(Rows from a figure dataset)
········

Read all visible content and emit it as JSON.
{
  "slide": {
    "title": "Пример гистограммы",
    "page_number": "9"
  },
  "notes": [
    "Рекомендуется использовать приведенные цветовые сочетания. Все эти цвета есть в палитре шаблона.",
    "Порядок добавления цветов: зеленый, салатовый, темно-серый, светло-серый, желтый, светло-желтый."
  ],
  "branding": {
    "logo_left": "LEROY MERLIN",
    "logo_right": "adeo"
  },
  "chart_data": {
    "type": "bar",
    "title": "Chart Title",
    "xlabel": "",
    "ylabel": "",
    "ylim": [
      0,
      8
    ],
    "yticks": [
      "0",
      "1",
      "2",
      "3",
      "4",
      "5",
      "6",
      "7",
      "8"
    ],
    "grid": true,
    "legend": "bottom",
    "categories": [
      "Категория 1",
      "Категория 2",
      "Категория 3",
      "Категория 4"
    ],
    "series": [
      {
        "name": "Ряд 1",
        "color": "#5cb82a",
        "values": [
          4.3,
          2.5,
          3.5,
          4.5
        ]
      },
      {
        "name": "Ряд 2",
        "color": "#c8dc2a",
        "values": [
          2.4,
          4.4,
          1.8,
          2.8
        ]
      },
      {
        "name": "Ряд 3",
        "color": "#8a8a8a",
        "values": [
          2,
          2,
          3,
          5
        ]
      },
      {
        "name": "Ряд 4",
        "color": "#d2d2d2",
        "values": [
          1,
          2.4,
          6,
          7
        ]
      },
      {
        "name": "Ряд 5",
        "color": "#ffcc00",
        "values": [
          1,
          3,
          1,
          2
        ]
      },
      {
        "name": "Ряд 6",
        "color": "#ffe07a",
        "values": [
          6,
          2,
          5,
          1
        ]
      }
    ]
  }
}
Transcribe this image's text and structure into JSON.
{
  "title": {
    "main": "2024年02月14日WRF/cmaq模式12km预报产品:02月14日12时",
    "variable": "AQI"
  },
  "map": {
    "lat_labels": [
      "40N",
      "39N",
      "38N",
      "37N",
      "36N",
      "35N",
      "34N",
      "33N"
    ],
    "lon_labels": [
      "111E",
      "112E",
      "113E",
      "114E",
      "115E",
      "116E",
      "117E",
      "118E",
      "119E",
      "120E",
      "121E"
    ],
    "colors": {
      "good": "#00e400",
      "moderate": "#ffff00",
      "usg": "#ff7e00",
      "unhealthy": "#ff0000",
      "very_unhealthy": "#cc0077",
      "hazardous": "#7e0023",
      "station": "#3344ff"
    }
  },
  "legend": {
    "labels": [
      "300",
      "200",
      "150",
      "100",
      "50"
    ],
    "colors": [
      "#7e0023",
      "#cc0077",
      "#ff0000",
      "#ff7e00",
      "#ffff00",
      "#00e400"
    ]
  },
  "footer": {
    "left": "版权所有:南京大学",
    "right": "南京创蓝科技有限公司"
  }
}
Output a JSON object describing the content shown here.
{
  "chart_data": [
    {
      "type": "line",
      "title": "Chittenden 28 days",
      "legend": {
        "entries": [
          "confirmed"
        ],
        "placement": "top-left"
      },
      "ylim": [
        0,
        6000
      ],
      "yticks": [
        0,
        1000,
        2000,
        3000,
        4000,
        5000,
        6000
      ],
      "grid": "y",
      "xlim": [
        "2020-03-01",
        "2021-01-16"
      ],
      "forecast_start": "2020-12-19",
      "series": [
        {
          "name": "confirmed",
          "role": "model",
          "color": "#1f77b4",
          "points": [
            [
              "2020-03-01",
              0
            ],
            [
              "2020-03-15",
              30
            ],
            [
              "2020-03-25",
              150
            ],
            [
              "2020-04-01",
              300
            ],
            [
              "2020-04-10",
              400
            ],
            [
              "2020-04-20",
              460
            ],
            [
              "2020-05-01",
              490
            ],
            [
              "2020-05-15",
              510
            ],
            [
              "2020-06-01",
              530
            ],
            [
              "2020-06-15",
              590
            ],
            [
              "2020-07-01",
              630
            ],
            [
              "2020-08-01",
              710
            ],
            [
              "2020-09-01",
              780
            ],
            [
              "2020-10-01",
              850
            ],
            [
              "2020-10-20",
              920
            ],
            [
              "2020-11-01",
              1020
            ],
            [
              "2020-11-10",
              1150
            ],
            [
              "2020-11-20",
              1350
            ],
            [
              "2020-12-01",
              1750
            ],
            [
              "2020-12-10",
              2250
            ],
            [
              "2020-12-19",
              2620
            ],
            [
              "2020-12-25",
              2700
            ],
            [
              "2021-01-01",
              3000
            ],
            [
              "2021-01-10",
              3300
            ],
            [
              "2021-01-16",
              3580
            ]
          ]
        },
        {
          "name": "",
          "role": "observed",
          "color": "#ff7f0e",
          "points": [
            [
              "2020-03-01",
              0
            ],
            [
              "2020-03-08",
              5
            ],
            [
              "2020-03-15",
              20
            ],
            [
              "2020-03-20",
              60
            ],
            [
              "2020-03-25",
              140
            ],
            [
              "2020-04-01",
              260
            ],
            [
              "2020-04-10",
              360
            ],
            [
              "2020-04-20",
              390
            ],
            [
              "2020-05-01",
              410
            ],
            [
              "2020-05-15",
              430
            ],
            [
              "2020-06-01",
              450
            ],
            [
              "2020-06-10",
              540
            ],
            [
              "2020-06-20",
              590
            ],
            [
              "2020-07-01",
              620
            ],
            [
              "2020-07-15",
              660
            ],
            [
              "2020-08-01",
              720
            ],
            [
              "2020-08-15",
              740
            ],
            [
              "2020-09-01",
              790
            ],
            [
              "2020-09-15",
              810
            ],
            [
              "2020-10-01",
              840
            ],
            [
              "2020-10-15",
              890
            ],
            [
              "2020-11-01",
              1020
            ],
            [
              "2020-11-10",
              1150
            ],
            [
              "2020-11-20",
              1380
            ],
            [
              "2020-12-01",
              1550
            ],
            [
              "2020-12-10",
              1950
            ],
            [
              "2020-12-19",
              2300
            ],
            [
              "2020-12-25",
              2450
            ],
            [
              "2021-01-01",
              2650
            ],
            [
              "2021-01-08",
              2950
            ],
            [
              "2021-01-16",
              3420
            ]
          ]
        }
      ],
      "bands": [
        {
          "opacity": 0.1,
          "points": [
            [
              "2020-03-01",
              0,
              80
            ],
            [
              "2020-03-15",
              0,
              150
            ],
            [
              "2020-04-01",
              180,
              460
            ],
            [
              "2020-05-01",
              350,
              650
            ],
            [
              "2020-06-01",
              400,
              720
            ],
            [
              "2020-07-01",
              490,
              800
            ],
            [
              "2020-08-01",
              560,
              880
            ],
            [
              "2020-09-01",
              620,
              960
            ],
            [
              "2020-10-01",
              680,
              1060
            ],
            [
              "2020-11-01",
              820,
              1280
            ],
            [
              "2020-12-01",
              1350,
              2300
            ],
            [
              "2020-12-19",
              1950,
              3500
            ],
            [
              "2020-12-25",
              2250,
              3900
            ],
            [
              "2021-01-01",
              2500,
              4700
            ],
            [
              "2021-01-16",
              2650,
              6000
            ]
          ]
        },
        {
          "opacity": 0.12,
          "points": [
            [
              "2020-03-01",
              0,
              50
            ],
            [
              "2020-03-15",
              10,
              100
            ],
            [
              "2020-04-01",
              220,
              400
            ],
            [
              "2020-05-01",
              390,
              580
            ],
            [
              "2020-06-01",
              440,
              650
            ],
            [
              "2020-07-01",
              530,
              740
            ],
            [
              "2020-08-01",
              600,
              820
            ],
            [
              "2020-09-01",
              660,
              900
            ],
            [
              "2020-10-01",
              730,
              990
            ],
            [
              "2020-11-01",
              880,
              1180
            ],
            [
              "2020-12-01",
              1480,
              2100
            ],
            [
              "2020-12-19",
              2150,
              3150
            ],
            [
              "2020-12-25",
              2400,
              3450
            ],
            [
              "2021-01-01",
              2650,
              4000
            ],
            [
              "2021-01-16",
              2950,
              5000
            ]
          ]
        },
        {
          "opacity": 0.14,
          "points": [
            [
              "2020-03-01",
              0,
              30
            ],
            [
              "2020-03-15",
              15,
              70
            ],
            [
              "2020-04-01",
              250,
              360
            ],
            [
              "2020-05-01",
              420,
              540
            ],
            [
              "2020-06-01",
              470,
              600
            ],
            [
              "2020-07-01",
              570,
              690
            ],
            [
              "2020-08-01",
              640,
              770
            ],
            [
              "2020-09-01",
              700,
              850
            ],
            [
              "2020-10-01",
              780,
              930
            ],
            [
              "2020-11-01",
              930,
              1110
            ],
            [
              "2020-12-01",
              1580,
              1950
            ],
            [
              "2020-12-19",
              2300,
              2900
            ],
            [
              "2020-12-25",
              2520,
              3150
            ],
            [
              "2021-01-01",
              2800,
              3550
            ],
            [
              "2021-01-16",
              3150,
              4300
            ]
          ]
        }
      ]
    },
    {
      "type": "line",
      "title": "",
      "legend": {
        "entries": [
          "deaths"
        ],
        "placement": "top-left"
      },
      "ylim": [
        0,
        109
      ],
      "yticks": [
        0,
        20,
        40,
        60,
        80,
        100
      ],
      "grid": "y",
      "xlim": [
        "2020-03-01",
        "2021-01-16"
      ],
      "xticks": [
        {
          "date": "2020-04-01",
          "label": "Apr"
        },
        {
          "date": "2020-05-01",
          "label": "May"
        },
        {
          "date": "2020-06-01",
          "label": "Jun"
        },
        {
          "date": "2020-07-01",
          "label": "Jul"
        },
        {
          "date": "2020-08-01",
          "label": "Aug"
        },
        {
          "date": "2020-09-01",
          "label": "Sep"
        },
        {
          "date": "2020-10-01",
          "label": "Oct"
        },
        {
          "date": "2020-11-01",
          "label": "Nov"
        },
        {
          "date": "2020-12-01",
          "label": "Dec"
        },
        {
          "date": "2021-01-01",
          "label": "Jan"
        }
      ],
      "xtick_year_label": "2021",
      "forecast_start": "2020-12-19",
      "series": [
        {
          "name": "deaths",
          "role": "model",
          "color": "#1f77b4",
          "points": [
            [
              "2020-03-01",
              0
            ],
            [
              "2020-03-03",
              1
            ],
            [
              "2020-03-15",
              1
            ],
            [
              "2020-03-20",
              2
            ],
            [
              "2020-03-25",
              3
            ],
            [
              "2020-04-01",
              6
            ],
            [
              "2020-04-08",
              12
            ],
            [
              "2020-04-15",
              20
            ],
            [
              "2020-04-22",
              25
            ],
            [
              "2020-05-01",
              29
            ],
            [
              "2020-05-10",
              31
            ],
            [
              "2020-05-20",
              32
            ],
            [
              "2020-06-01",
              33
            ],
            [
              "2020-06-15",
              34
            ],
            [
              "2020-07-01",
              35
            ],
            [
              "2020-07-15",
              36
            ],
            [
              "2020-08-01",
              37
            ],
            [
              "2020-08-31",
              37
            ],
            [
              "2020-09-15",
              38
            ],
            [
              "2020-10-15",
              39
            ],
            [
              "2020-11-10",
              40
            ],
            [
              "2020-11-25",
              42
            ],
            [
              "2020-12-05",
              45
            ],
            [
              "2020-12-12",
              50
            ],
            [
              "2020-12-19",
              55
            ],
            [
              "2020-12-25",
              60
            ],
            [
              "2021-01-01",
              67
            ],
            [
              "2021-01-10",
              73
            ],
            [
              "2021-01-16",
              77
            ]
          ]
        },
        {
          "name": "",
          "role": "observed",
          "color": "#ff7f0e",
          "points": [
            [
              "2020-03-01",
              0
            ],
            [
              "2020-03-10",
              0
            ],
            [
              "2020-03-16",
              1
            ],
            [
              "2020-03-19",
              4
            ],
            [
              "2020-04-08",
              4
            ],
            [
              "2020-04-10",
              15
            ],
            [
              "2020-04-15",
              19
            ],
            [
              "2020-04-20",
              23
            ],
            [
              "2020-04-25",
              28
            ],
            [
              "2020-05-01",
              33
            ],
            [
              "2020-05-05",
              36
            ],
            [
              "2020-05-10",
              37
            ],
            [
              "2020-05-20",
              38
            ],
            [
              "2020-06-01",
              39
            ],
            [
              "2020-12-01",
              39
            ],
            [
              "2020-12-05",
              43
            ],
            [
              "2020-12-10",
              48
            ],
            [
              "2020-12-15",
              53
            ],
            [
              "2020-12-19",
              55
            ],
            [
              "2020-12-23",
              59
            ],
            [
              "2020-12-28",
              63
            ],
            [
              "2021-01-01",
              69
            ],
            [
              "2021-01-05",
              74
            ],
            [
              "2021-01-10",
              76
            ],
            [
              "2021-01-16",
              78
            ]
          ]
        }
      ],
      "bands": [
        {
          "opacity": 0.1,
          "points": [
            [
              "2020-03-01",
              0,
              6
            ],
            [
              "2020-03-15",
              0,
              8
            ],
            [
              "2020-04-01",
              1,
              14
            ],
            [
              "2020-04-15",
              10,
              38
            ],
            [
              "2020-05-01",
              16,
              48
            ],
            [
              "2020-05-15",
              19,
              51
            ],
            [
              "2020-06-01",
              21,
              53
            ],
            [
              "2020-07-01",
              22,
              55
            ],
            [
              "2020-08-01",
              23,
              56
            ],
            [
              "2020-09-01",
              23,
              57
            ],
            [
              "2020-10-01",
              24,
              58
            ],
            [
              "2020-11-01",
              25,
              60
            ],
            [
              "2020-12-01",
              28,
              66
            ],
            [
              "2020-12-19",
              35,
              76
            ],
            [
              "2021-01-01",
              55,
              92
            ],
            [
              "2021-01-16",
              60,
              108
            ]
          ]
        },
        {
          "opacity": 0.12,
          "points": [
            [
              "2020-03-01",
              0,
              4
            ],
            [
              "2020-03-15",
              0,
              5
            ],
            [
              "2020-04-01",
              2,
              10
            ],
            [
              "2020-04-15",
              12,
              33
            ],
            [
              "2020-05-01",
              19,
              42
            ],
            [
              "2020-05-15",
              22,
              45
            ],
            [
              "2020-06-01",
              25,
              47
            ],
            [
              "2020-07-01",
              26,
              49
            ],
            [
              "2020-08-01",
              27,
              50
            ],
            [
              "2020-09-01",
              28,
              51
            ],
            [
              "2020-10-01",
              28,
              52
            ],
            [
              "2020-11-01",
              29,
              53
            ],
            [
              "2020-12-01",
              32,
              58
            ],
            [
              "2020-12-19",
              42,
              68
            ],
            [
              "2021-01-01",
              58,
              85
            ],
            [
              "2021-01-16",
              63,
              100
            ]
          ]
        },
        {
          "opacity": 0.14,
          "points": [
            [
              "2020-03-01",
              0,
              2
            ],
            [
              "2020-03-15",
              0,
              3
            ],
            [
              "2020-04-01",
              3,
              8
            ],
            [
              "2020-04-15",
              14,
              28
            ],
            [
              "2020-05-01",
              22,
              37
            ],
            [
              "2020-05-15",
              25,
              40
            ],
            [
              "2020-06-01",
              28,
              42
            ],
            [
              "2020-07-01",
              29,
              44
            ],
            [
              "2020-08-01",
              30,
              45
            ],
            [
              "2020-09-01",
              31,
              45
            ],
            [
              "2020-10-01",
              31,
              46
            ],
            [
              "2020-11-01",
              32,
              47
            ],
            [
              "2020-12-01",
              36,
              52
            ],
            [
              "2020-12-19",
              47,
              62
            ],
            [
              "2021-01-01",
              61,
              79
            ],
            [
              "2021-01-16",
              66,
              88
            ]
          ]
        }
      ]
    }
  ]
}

········

GOAL —
Return every line containing "name".

COMPLETED TASK —
        "name": "Ряд 1",
        "name": "Ряд 2",
        "name": "Ряд 3",
        "name": "Ряд 4",
        "name": "Ряд 5",
        "name": "Ряд 6",
          "name": "confirmed",
          "name": "",
          "name": "deaths",
          "name": "",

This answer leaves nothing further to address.